## Direction
Count the lines in the entries below that contain the string "provider", treating uppercase and lowercase as different, and reply with that number alone.

## Raw records
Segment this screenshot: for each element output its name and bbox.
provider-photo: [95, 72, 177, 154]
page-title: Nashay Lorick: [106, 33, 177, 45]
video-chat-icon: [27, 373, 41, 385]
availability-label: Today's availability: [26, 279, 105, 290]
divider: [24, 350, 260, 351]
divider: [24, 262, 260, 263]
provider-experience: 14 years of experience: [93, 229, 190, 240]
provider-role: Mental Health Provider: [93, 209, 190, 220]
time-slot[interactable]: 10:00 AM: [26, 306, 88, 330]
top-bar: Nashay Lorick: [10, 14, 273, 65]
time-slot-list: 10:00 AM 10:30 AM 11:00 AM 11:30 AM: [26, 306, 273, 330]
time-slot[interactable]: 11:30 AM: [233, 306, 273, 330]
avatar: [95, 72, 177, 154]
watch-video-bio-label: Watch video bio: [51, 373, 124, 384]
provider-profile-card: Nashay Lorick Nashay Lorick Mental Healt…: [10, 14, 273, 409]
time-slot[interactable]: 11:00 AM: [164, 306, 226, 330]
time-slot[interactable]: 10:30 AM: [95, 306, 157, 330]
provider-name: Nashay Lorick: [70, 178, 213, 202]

## Task response
5